▶ [Task to complete]: Transcribe the whole listing below without changing a word, but leave out every image.
## BEGIN Supplied entries
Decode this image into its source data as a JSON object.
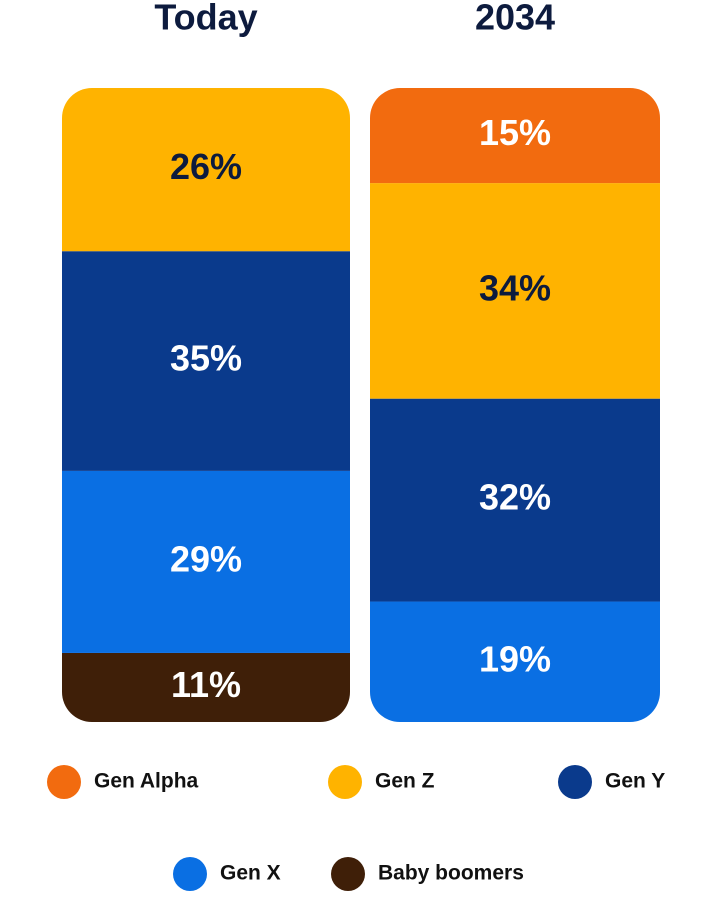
{
  "chart_data": {
    "type": "stacked_bar",
    "categories": [
      "Today",
      "2034"
    ],
    "series": [
      {
        "name": "Gen Alpha",
        "color": "#f26b0f",
        "values": [
          null,
          15
        ],
        "value_labels": [
          null,
          "15%"
        ]
      },
      {
        "name": "Gen Z",
        "color": "#ffb300",
        "values": [
          26,
          34
        ],
        "value_labels": [
          "26%",
          "34%"
        ]
      },
      {
        "name": "Gen Y",
        "color": "#0a3a8c",
        "values": [
          35,
          32
        ],
        "value_labels": [
          "35%",
          "32%"
        ]
      },
      {
        "name": "Gen X",
        "color": "#0a6fe3",
        "values": [
          29,
          19
        ],
        "value_labels": [
          "29%",
          "19%"
        ]
      },
      {
        "name": "Baby boomers",
        "color": "#3f1f08",
        "values": [
          11,
          null
        ],
        "value_labels": [
          "11%",
          null
        ]
      }
    ]
  }
}
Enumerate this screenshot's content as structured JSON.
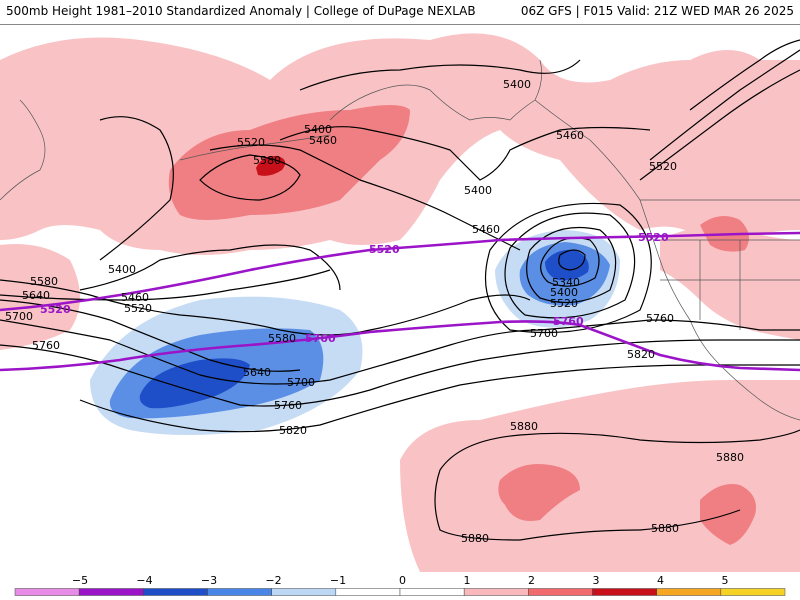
{
  "header": {
    "title": "500mb Height 1981–2010 Standardized Anomaly | College of DuPage NEXLAB",
    "run_info": "06Z GFS | F015 Valid: 21Z WED MAR 26 2025"
  },
  "map": {
    "contour_labels": [
      {
        "id": "l1",
        "text": "5400"
      },
      {
        "id": "l2",
        "text": "5400"
      },
      {
        "id": "l3",
        "text": "5460"
      },
      {
        "id": "l4",
        "text": "5460"
      },
      {
        "id": "l5",
        "text": "5520"
      },
      {
        "id": "l6",
        "text": "5580"
      },
      {
        "id": "l7",
        "text": "5400"
      },
      {
        "id": "l8",
        "text": "5460"
      },
      {
        "id": "l9",
        "text": "5520"
      },
      {
        "id": "l10",
        "text": "5400"
      },
      {
        "id": "l11",
        "text": "5460"
      },
      {
        "id": "l12",
        "text": "5520"
      },
      {
        "id": "l13",
        "text": "5580"
      },
      {
        "id": "l14",
        "text": "5640"
      },
      {
        "id": "l15",
        "text": "5700"
      },
      {
        "id": "l16",
        "text": "5760"
      },
      {
        "id": "l17",
        "text": "5580"
      },
      {
        "id": "l18",
        "text": "5640"
      },
      {
        "id": "l19",
        "text": "5700"
      },
      {
        "id": "l20",
        "text": "5760"
      },
      {
        "id": "l21",
        "text": "5820"
      },
      {
        "id": "l22",
        "text": "5340"
      },
      {
        "id": "l23",
        "text": "5400"
      },
      {
        "id": "l24",
        "text": "5520"
      },
      {
        "id": "l25",
        "text": "5700"
      },
      {
        "id": "l26",
        "text": "5760"
      },
      {
        "id": "l27",
        "text": "5820"
      },
      {
        "id": "l28",
        "text": "5880"
      },
      {
        "id": "l29",
        "text": "5880"
      },
      {
        "id": "l30",
        "text": "5880"
      },
      {
        "id": "l31",
        "text": "5880"
      }
    ],
    "purple_labels": [
      {
        "id": "p1",
        "text": "5520"
      },
      {
        "id": "p2",
        "text": "5520"
      },
      {
        "id": "p3",
        "text": "5520"
      },
      {
        "id": "p4",
        "text": "5760"
      },
      {
        "id": "p5",
        "text": "5760"
      }
    ]
  },
  "colorbar": {
    "ticks": [
      "−5",
      "−4",
      "−3",
      "−2",
      "−1",
      "0",
      "1",
      "2",
      "3",
      "4",
      "5"
    ],
    "colors": [
      "#e68ce6",
      "#9b14c8",
      "#1f4fc8",
      "#4a86e8",
      "#bcd7f5",
      "#ffffff",
      "#ffffff",
      "#f9b9bc",
      "#f06a6e",
      "#c8101a",
      "#f5a623",
      "#f5d223"
    ]
  }
}
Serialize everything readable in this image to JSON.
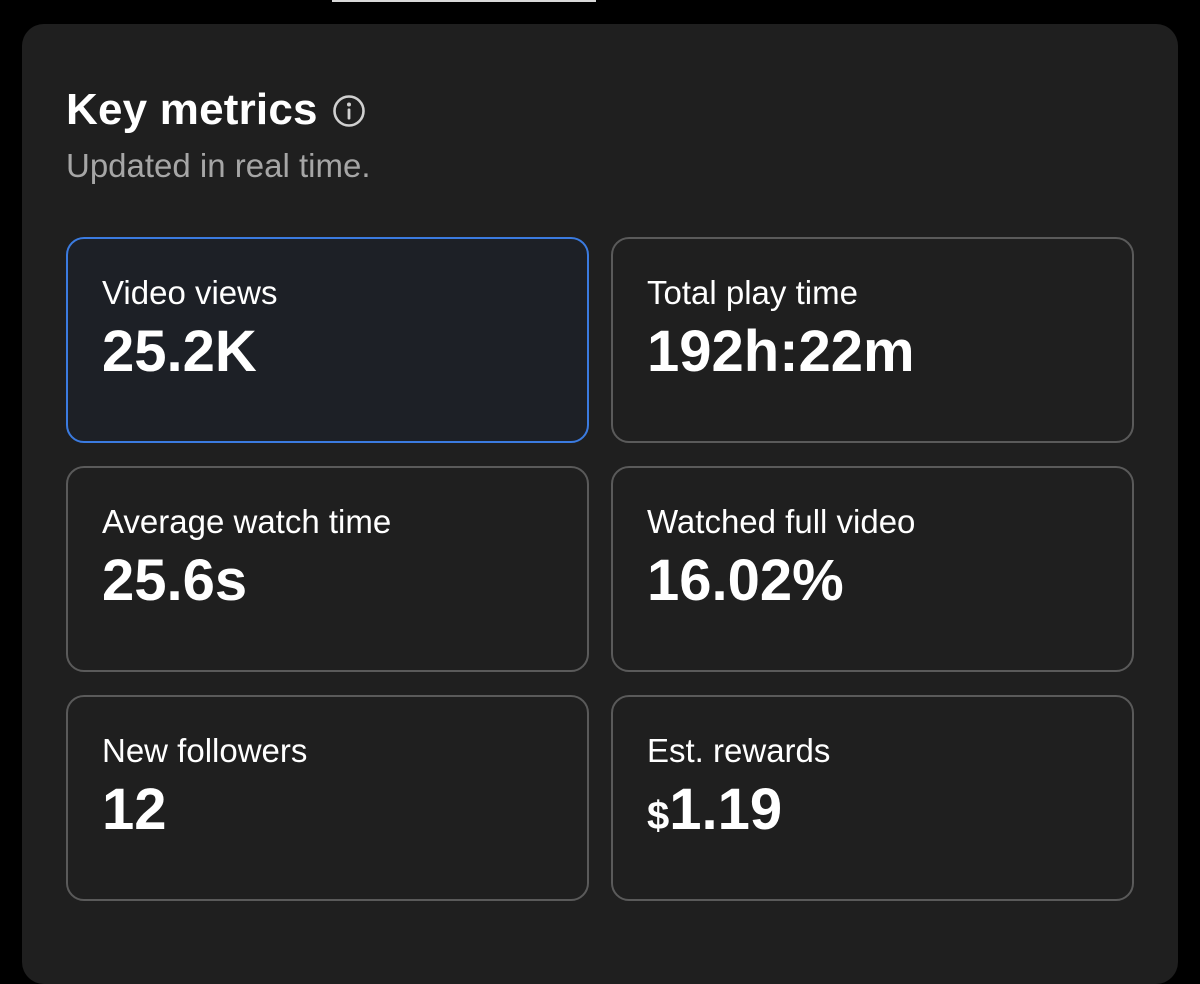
{
  "header": {
    "title": "Key metrics",
    "info_icon": "info-circle-icon",
    "subtitle": "Updated in real time."
  },
  "metrics": [
    {
      "label": "Video views",
      "value": "25.2K",
      "selected": true
    },
    {
      "label": "Total play time",
      "value": "192h:22m",
      "selected": false
    },
    {
      "label": "Average watch time",
      "value": "25.6s",
      "selected": false
    },
    {
      "label": "Watched full video",
      "value": "16.02%",
      "selected": false
    },
    {
      "label": "New followers",
      "value": "12",
      "selected": false
    },
    {
      "label": "Est. rewards",
      "value_currency": "$",
      "value_amount": "1.19",
      "selected": false
    }
  ],
  "colors": {
    "background": "#000000",
    "panel": "#1f1f1f",
    "card_border": "#5a5a5a",
    "selected_border": "#3b7be0",
    "text_primary": "#ffffff",
    "text_secondary": "#a6a6a6"
  }
}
## END Supplied entries
▶ [Solution to this task]:
Decode this image into its source data as a JSON object.
{
  "chart_data": {
    "type": "stacked_bar",
    "categories": [
      "Today",
      "2034"
    ],
    "series": [
      {
        "name": "Gen Alpha",
        "color": "#f26b0f",
        "values": [
          null,
          15
        ],
        "value_labels": [
          null,
          "15%"
        ]
      },
      {
        "name": "Gen Z",
        "color": "#ffb300",
        "values": [
          26,
          34
        ],
        "value_labels": [
          "26%",
          "34%"
        ]
      },
      {
        "name": "Gen Y",
        "color": "#0a3a8c",
        "values": [
          35,
          32
        ],
        "value_labels": [
          "35%",
          "32%"
        ]
      },
      {
        "name": "Gen X",
        "color": "#0a6fe3",
        "values": [
          29,
          19
        ],
        "value_labels": [
          "29%",
          "19%"
        ]
      },
      {
        "name": "Baby boomers",
        "color": "#3f1f08",
        "values": [
          11,
          null
        ],
        "value_labels": [
          "11%",
          null
        ]
      }
    ]
  }
}
Enumerate this screenshot's content as structured JSON.
{
  "header": {
    "title": "500mb Height 1981–2010 Standardized Anomaly | College of DuPage NEXLAB",
    "run_info": "06Z GFS | F015 Valid: 21Z WED MAR 26 2025"
  },
  "map": {
    "contour_labels": [
      {
        "id": "l1",
        "text": "5400"
      },
      {
        "id": "l2",
        "text": "5400"
      },
      {
        "id": "l3",
        "text": "5460"
      },
      {
        "id": "l4",
        "text": "5460"
      },
      {
        "id": "l5",
        "text": "5520"
      },
      {
        "id": "l6",
        "text": "5580"
      },
      {
        "id": "l7",
        "text": "5400"
      },
      {
        "id": "l8",
        "text": "5460"
      },
      {
        "id": "l9",
        "text": "5520"
      },
      {
        "id": "l10",
        "text": "5400"
      },
      {
        "id": "l11",
        "text": "5460"
      },
      {
        "id": "l12",
        "text": "5520"
      },
      {
        "id": "l13",
        "text": "5580"
      },
      {
        "id": "l14",
        "text": "5640"
      },
      {
        "id": "l15",
        "text": "5700"
      },
      {
        "id": "l16",
        "text": "5760"
      },
      {
        "id": "l17",
        "text": "5580"
      },
      {
        "id": "l18",
        "text": "5640"
      },
      {
        "id": "l19",
        "text": "5700"
      },
      {
        "id": "l20",
        "text": "5760"
      },
      {
        "id": "l21",
        "text": "5820"
      },
      {
        "id": "l22",
        "text": "5340"
      },
      {
        "id": "l23",
        "text": "5400"
      },
      {
        "id": "l24",
        "text": "5520"
      },
      {
        "id": "l25",
        "text": "5700"
      },
      {
        "id": "l26",
        "text": "5760"
      },
      {
        "id": "l27",
        "text": "5820"
      },
      {
        "id": "l28",
        "text": "5880"
      },
      {
        "id": "l29",
        "text": "5880"
      },
      {
        "id": "l30",
        "text": "5880"
      },
      {
        "id": "l31",
        "text": "5880"
      }
    ],
    "purple_labels": [
      {
        "id": "p1",
        "text": "5520"
      },
      {
        "id": "p2",
        "text": "5520"
      },
      {
        "id": "p3",
        "text": "5520"
      },
      {
        "id": "p4",
        "text": "5760"
      },
      {
        "id": "p5",
        "text": "5760"
      }
    ]
  },
  "colorbar": {
    "ticks": [
      "−5",
      "−4",
      "−3",
      "−2",
      "−1",
      "0",
      "1",
      "2",
      "3",
      "4",
      "5"
    ],
    "colors": [
      "#e68ce6",
      "#9b14c8",
      "#1f4fc8",
      "#4a86e8",
      "#bcd7f5",
      "#ffffff",
      "#ffffff",
      "#f9b9bc",
      "#f06a6e",
      "#c8101a",
      "#f5a623",
      "#f5d223"
    ]
  }
}
Serialize everything readable in this image to JSON.
{
  "header": {
    "title": "Key metrics",
    "info_icon": "info-circle-icon",
    "subtitle": "Updated in real time."
  },
  "metrics": [
    {
      "label": "Video views",
      "value": "25.2K",
      "selected": true
    },
    {
      "label": "Total play time",
      "value": "192h:22m",
      "selected": false
    },
    {
      "label": "Average watch time",
      "value": "25.6s",
      "selected": false
    },
    {
      "label": "Watched full video",
      "value": "16.02%",
      "selected": false
    },
    {
      "label": "New followers",
      "value": "12",
      "selected": false
    },
    {
      "label": "Est. rewards",
      "value_currency": "$",
      "value_amount": "1.19",
      "selected": false
    }
  ],
  "colors": {
    "background": "#000000",
    "panel": "#1f1f1f",
    "card_border": "#5a5a5a",
    "selected_border": "#3b7be0",
    "text_primary": "#ffffff",
    "text_secondary": "#a6a6a6"
  }
}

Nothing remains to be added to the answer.